Task brief:
Search the material for the string "your", then return every line where it is found.

Stored data:
-*-
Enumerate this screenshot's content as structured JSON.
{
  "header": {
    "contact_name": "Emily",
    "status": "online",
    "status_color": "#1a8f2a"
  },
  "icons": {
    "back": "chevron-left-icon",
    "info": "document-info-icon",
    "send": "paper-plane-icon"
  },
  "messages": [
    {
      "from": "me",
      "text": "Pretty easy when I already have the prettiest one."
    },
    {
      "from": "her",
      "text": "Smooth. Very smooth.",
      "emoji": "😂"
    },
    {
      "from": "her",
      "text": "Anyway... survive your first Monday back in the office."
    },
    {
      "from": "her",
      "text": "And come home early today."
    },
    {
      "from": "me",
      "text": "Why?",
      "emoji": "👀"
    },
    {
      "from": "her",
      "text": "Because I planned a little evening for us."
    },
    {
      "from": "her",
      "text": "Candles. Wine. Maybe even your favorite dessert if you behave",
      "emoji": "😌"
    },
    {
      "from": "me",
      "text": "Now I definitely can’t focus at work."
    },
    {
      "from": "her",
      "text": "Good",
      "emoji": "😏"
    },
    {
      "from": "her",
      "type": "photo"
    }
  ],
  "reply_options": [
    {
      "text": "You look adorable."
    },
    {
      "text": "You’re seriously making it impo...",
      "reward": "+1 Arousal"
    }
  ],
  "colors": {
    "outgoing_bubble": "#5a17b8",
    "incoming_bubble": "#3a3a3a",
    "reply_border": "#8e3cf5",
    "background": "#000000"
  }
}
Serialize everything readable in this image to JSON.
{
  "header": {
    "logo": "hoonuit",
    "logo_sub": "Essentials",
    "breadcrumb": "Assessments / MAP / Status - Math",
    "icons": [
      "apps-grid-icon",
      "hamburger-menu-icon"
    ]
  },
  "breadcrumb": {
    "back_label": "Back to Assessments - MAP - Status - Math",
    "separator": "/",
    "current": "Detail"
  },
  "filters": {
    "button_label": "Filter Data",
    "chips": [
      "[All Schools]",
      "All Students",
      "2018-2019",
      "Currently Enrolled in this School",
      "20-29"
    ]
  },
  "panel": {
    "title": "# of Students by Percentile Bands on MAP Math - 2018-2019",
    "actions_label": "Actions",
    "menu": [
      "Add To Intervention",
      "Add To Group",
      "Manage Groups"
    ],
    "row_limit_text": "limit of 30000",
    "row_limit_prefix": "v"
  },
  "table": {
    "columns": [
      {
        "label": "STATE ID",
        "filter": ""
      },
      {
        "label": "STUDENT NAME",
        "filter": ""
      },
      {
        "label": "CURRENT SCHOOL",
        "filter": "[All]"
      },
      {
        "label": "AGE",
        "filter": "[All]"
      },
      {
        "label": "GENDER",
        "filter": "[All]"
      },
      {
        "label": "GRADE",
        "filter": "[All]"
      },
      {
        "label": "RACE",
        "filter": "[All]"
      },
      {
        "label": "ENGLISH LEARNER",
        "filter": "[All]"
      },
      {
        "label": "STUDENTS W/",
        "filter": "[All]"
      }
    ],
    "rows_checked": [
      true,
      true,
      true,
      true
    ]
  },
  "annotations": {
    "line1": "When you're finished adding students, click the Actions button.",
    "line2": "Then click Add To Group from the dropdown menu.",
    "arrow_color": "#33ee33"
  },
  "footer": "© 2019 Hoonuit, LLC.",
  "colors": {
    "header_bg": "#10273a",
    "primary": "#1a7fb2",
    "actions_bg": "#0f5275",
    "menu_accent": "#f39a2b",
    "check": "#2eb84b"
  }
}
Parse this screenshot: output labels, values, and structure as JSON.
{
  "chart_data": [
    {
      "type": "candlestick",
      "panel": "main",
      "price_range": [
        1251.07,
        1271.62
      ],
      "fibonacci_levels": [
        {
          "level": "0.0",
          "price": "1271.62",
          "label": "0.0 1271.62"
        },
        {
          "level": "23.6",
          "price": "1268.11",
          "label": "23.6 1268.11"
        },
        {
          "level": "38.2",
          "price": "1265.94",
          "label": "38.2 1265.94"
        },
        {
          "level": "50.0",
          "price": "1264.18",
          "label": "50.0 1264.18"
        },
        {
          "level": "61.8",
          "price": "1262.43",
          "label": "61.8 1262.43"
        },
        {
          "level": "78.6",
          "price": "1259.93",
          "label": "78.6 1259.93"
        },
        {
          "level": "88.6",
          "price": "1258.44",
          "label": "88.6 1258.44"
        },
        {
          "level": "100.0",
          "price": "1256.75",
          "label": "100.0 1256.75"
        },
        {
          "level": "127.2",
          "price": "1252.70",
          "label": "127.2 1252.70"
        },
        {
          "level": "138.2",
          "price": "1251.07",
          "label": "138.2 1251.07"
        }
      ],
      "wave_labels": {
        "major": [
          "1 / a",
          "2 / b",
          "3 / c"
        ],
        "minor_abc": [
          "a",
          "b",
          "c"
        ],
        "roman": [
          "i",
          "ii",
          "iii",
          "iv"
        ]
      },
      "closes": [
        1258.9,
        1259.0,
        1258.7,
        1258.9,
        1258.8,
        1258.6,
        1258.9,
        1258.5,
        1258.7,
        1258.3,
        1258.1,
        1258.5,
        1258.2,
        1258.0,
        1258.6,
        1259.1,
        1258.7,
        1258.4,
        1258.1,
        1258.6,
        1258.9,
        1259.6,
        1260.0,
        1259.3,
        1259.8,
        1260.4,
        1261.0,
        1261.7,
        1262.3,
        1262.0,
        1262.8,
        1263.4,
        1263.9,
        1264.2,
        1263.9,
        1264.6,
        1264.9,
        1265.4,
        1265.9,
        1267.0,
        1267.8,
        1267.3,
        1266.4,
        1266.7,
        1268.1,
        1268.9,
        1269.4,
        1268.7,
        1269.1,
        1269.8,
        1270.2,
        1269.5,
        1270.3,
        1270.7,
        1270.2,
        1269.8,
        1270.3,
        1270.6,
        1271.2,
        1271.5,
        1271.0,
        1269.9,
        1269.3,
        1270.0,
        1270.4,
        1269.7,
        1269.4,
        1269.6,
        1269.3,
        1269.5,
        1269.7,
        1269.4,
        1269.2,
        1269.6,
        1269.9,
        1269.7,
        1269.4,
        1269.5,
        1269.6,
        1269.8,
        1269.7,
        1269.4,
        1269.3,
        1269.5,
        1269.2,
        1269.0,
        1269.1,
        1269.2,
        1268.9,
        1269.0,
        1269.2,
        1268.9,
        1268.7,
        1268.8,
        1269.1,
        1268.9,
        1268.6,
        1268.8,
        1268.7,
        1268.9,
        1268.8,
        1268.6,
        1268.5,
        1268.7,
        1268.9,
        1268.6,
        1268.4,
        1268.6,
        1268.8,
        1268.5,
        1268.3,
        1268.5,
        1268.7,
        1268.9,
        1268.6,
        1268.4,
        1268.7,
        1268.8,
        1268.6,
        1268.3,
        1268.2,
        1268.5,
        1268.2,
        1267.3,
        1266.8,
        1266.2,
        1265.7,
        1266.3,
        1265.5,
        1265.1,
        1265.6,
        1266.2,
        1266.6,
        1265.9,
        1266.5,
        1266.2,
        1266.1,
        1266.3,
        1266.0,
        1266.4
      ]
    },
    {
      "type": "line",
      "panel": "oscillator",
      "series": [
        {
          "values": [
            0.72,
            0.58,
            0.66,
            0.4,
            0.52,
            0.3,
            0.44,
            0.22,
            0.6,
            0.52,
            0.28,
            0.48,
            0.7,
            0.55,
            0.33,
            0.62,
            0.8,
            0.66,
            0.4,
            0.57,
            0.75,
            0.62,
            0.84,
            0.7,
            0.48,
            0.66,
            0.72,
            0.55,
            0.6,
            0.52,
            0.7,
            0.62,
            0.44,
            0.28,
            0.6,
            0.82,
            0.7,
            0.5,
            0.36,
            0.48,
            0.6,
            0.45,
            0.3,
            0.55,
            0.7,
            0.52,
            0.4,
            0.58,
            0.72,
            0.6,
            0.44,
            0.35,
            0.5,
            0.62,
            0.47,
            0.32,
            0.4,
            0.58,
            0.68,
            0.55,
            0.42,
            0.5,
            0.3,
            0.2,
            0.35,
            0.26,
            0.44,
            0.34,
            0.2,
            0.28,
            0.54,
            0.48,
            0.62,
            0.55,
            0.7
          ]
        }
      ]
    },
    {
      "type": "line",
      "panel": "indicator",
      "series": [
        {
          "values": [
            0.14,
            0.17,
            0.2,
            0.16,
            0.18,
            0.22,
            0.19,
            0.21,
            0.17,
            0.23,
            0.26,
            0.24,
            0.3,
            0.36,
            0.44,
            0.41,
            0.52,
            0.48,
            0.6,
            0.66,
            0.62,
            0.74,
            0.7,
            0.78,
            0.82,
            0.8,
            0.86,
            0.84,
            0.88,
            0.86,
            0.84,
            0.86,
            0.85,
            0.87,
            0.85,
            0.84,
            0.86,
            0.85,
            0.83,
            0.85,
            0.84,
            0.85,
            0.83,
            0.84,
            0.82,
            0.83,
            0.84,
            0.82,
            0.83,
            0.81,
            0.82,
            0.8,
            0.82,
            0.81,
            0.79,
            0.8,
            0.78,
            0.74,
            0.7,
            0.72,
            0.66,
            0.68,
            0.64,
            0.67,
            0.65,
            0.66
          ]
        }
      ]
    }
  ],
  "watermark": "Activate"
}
-*-
Reply to the task:
      "text": "Anyway... survive your first Monday back in the office."
      "text": "Candles. Wine. Maybe even your favorite dessert if you behave",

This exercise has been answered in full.